## TASK REQUIREMENTS
Print out each entry below exactly, please.

## ENTRIES SHOWN
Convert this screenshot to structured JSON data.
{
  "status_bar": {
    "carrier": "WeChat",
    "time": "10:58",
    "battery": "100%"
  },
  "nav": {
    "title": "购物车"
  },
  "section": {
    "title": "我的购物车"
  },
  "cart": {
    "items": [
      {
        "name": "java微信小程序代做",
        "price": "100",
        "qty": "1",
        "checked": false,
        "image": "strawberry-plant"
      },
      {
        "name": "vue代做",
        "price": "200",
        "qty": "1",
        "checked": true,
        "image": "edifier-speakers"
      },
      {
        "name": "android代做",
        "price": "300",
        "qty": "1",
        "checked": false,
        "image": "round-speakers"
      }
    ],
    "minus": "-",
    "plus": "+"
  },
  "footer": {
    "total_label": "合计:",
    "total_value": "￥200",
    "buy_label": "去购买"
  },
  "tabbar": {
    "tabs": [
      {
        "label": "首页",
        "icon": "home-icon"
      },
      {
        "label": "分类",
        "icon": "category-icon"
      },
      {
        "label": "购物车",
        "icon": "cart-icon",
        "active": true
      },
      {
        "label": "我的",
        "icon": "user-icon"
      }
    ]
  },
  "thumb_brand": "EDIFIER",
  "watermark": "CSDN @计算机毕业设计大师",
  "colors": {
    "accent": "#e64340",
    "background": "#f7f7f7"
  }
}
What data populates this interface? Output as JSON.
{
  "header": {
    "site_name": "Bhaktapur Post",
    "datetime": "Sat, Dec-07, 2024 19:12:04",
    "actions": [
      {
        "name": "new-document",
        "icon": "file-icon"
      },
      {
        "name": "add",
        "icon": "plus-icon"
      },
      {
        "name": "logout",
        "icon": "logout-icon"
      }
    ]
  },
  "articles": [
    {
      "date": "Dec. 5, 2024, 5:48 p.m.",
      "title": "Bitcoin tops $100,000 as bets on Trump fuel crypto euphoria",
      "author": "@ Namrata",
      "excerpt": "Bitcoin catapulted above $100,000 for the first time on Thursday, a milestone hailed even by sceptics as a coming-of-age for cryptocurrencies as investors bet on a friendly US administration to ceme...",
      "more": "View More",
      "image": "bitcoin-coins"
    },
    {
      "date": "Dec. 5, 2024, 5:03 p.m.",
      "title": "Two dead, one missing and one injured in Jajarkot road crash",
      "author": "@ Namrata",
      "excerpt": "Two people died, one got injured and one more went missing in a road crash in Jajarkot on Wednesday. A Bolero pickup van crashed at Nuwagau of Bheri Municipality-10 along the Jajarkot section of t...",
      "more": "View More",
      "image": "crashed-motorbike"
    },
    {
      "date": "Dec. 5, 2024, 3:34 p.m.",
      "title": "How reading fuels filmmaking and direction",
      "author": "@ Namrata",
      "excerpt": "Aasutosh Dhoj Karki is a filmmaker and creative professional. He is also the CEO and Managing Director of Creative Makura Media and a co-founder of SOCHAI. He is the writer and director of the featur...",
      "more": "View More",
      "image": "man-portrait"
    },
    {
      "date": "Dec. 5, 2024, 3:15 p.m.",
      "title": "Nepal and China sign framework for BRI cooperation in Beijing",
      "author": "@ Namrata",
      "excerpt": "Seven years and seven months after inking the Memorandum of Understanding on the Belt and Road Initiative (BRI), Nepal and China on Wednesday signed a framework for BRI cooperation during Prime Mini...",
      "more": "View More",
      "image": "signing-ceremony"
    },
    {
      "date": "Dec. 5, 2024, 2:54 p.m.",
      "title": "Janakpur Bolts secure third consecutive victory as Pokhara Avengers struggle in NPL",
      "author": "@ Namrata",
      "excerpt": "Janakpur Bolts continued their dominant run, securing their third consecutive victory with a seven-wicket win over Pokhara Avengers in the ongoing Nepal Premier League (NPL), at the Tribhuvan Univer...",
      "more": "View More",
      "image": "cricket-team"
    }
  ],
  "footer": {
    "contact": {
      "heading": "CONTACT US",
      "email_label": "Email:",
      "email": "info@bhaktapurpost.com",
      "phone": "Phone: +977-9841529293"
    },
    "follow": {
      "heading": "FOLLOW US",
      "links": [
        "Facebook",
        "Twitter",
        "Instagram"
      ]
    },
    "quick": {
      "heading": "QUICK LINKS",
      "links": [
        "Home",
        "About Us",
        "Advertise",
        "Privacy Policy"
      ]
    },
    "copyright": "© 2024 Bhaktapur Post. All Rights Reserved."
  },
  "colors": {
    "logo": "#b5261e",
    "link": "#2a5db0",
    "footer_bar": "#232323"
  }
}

## TASK SOLUTION
Convert this screenshot to structured JSON data.
{
  "status_bar": {
    "carrier": "WeChat",
    "time": "10:58",
    "battery": "100%"
  },
  "nav": {
    "title": "购物车"
  },
  "section": {
    "title": "我的购物车"
  },
  "cart": {
    "items": [
      {
        "name": "java微信小程序代做",
        "price": "100",
        "qty": "1",
        "checked": false,
        "image": "strawberry-plant"
      },
      {
        "name": "vue代做",
        "price": "200",
        "qty": "1",
        "checked": true,
        "image": "edifier-speakers"
      },
      {
        "name": "android代做",
        "price": "300",
        "qty": "1",
        "checked": false,
        "image": "round-speakers"
      }
    ],
    "minus": "-",
    "plus": "+"
  },
  "footer": {
    "total_label": "合计:",
    "total_value": "￥200",
    "buy_label": "去购买"
  },
  "tabbar": {
    "tabs": [
      {
        "label": "首页",
        "icon": "home-icon"
      },
      {
        "label": "分类",
        "icon": "category-icon"
      },
      {
        "label": "购物车",
        "icon": "cart-icon",
        "active": true
      },
      {
        "label": "我的",
        "icon": "user-icon"
      }
    ]
  },
  "thumb_brand": "EDIFIER",
  "watermark": "CSDN @计算机毕业设计大师",
  "colors": {
    "accent": "#e64340",
    "background": "#f7f7f7"
  }
}
What data populates this interface? Output as JSON.
{
  "header": {
    "site_name": "Bhaktapur Post",
    "datetime": "Sat, Dec-07, 2024 19:12:04",
    "actions": [
      {
        "name": "new-document",
        "icon": "file-icon"
      },
      {
        "name": "add",
        "icon": "plus-icon"
      },
      {
        "name": "logout",
        "icon": "logout-icon"
      }
    ]
  },
  "articles": [
    {
      "date": "Dec. 5, 2024, 5:48 p.m.",
      "title": "Bitcoin tops $100,000 as bets on Trump fuel crypto euphoria",
      "author": "@ Namrata",
      "excerpt": "Bitcoin catapulted above $100,000 for the first time on Thursday, a milestone hailed even by sceptics as a coming-of-age for cryptocurrencies as investors bet on a friendly US administration to ceme...",
      "more": "View More",
      "image": "bitcoin-coins"
    },
    {
      "date": "Dec. 5, 2024, 5:03 p.m.",
      "title": "Two dead, one missing and one injured in Jajarkot road crash",
      "author": "@ Namrata",
      "excerpt": "Two people died, one got injured and one more went missing in a road crash in Jajarkot on Wednesday. A Bolero pickup van crashed at Nuwagau of Bheri Municipality-10 along the Jajarkot section of t...",
      "more": "View More",
      "image": "crashed-motorbike"
    },
    {
      "date": "Dec. 5, 2024, 3:34 p.m.",
      "title": "How reading fuels filmmaking and direction",
      "author": "@ Namrata",
      "excerpt": "Aasutosh Dhoj Karki is a filmmaker and creative professional. He is also the CEO and Managing Director of Creative Makura Media and a co-founder of SOCHAI. He is the writer and director of the featur...",
      "more": "View More",
      "image": "man-portrait"
    },
    {
      "date": "Dec. 5, 2024, 3:15 p.m.",
      "title": "Nepal and China sign framework for BRI cooperation in Beijing",
      "author": "@ Namrata",
      "excerpt": "Seven years and seven months after inking the Memorandum of Understanding on the Belt and Road Initiative (BRI), Nepal and China on Wednesday signed a framework for BRI cooperation during Prime Mini...",
      "more": "View More",
      "image": "signing-ceremony"
    },
    {
      "date": "Dec. 5, 2024, 2:54 p.m.",
      "title": "Janakpur Bolts secure third consecutive victory as Pokhara Avengers struggle in NPL",
      "author": "@ Namrata",
      "excerpt": "Janakpur Bolts continued their dominant run, securing their third consecutive victory with a seven-wicket win over Pokhara Avengers in the ongoing Nepal Premier League (NPL), at the Tribhuvan Univer...",
      "more": "View More",
      "image": "cricket-team"
    }
  ],
  "footer": {
    "contact": {
      "heading": "CONTACT US",
      "email_label": "Email:",
      "email": "info@bhaktapurpost.com",
      "phone": "Phone: +977-9841529293"
    },
    "follow": {
      "heading": "FOLLOW US",
      "links": [
        "Facebook",
        "Twitter",
        "Instagram"
      ]
    },
    "quick": {
      "heading": "QUICK LINKS",
      "links": [
        "Home",
        "About Us",
        "Advertise",
        "Privacy Policy"
      ]
    },
    "copyright": "© 2024 Bhaktapur Post. All Rights Reserved."
  },
  "colors": {
    "logo": "#b5261e",
    "link": "#2a5db0",
    "footer_bar": "#232323"
  }
}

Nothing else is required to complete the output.